--- GOAL ---
Go through the entries below and write each one out exactly.

◆ ◆ ◆

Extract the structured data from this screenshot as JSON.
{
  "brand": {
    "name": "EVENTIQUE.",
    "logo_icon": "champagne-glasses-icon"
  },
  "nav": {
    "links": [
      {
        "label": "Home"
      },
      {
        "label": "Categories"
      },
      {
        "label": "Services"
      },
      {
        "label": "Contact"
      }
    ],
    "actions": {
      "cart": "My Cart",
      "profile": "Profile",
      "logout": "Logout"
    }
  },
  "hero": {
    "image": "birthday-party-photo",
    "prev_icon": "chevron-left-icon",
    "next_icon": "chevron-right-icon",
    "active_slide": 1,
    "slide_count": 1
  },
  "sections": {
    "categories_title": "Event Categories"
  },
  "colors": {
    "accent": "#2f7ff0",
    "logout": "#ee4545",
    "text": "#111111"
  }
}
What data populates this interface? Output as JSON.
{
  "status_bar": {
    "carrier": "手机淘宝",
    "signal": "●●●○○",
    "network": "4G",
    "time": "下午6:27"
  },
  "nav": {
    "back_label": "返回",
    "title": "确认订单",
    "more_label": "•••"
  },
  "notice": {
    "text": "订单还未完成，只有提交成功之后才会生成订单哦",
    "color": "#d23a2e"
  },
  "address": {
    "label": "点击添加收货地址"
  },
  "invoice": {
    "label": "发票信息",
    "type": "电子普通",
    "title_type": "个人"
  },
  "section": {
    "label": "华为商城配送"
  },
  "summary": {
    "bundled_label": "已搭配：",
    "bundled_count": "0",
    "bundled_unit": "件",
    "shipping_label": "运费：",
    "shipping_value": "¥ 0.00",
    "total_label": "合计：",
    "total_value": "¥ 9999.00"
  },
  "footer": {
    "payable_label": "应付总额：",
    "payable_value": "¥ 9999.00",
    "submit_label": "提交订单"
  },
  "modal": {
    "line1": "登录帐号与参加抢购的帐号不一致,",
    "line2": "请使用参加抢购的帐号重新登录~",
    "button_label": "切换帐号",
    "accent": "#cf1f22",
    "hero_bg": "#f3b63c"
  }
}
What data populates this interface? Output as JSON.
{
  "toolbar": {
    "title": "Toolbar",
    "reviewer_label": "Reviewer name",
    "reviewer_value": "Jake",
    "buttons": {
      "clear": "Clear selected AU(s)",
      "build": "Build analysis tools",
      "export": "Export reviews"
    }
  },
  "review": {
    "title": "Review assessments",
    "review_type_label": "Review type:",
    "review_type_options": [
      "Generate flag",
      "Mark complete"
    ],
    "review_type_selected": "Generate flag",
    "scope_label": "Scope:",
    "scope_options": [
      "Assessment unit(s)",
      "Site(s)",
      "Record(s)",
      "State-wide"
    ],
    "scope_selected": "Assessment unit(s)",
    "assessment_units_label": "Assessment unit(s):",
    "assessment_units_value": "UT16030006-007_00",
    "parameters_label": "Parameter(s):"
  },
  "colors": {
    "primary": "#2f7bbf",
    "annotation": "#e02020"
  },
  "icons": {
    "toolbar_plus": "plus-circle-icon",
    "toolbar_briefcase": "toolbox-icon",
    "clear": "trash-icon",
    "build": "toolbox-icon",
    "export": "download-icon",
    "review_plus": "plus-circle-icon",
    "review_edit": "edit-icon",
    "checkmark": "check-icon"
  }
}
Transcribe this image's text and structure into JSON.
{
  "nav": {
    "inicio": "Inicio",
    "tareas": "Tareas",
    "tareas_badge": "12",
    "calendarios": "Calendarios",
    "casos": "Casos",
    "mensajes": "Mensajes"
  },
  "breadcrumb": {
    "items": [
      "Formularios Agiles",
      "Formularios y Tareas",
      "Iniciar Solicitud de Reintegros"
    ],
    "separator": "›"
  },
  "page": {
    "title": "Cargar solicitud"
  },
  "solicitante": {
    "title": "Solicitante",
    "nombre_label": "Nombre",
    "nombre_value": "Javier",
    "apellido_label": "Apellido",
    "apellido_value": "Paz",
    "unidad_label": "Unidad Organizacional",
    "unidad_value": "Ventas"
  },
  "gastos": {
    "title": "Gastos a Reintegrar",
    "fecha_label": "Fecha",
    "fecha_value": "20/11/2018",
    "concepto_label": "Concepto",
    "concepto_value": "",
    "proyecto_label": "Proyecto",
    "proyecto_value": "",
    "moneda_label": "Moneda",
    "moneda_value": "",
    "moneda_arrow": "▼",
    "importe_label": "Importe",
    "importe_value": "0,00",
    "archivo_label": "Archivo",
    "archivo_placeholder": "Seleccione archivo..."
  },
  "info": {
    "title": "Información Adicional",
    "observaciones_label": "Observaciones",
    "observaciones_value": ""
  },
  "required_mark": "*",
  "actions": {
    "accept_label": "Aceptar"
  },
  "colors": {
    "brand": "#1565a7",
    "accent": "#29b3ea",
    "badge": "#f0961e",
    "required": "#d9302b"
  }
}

◆ ◆ ◆

--- SOLUTION BELOW ---
Extract the structured data from this screenshot as JSON.
{
  "brand": {
    "name": "EVENTIQUE.",
    "logo_icon": "champagne-glasses-icon"
  },
  "nav": {
    "links": [
      {
        "label": "Home"
      },
      {
        "label": "Categories"
      },
      {
        "label": "Services"
      },
      {
        "label": "Contact"
      }
    ],
    "actions": {
      "cart": "My Cart",
      "profile": "Profile",
      "logout": "Logout"
    }
  },
  "hero": {
    "image": "birthday-party-photo",
    "prev_icon": "chevron-left-icon",
    "next_icon": "chevron-right-icon",
    "active_slide": 1,
    "slide_count": 1
  },
  "sections": {
    "categories_title": "Event Categories"
  },
  "colors": {
    "accent": "#2f7ff0",
    "logout": "#ee4545",
    "text": "#111111"
  }
}
What data populates this interface? Output as JSON.
{
  "status_bar": {
    "carrier": "手机淘宝",
    "signal": "●●●○○",
    "network": "4G",
    "time": "下午6:27"
  },
  "nav": {
    "back_label": "返回",
    "title": "确认订单",
    "more_label": "•••"
  },
  "notice": {
    "text": "订单还未完成，只有提交成功之后才会生成订单哦",
    "color": "#d23a2e"
  },
  "address": {
    "label": "点击添加收货地址"
  },
  "invoice": {
    "label": "发票信息",
    "type": "电子普通",
    "title_type": "个人"
  },
  "section": {
    "label": "华为商城配送"
  },
  "summary": {
    "bundled_label": "已搭配：",
    "bundled_count": "0",
    "bundled_unit": "件",
    "shipping_label": "运费：",
    "shipping_value": "¥ 0.00",
    "total_label": "合计：",
    "total_value": "¥ 9999.00"
  },
  "footer": {
    "payable_label": "应付总额：",
    "payable_value": "¥ 9999.00",
    "submit_label": "提交订单"
  },
  "modal": {
    "line1": "登录帐号与参加抢购的帐号不一致,",
    "line2": "请使用参加抢购的帐号重新登录~",
    "button_label": "切换帐号",
    "accent": "#cf1f22",
    "hero_bg": "#f3b63c"
  }
}
What data populates this interface? Output as JSON.
{
  "toolbar": {
    "title": "Toolbar",
    "reviewer_label": "Reviewer name",
    "reviewer_value": "Jake",
    "buttons": {
      "clear": "Clear selected AU(s)",
      "build": "Build analysis tools",
      "export": "Export reviews"
    }
  },
  "review": {
    "title": "Review assessments",
    "review_type_label": "Review type:",
    "review_type_options": [
      "Generate flag",
      "Mark complete"
    ],
    "review_type_selected": "Generate flag",
    "scope_label": "Scope:",
    "scope_options": [
      "Assessment unit(s)",
      "Site(s)",
      "Record(s)",
      "State-wide"
    ],
    "scope_selected": "Assessment unit(s)",
    "assessment_units_label": "Assessment unit(s):",
    "assessment_units_value": "UT16030006-007_00",
    "parameters_label": "Parameter(s):"
  },
  "colors": {
    "primary": "#2f7bbf",
    "annotation": "#e02020"
  },
  "icons": {
    "toolbar_plus": "plus-circle-icon",
    "toolbar_briefcase": "toolbox-icon",
    "clear": "trash-icon",
    "build": "toolbox-icon",
    "export": "download-icon",
    "review_plus": "plus-circle-icon",
    "review_edit": "edit-icon",
    "checkmark": "check-icon"
  }
}
Transcribe this image's text and structure into JSON.
{
  "nav": {
    "inicio": "Inicio",
    "tareas": "Tareas",
    "tareas_badge": "12",
    "calendarios": "Calendarios",
    "casos": "Casos",
    "mensajes": "Mensajes"
  },
  "breadcrumb": {
    "items": [
      "Formularios Agiles",
      "Formularios y Tareas",
      "Iniciar Solicitud de Reintegros"
    ],
    "separator": "›"
  },
  "page": {
    "title": "Cargar solicitud"
  },
  "solicitante": {
    "title": "Solicitante",
    "nombre_label": "Nombre",
    "nombre_value": "Javier",
    "apellido_label": "Apellido",
    "apellido_value": "Paz",
    "unidad_label": "Unidad Organizacional",
    "unidad_value": "Ventas"
  },
  "gastos": {
    "title": "Gastos a Reintegrar",
    "fecha_label": "Fecha",
    "fecha_value": "20/11/2018",
    "concepto_label": "Concepto",
    "concepto_value": "",
    "proyecto_label": "Proyecto",
    "proyecto_value": "",
    "moneda_label": "Moneda",
    "moneda_value": "",
    "moneda_arrow": "▼",
    "importe_label": "Importe",
    "importe_value": "0,00",
    "archivo_label": "Archivo",
    "archivo_placeholder": "Seleccione archivo..."
  },
  "info": {
    "title": "Información Adicional",
    "observaciones_label": "Observaciones",
    "observaciones_value": ""
  },
  "required_mark": "*",
  "actions": {
    "accept_label": "Aceptar"
  },
  "colors": {
    "brand": "#1565a7",
    "accent": "#29b3ea",
    "badge": "#f0961e",
    "required": "#d9302b"
  }
}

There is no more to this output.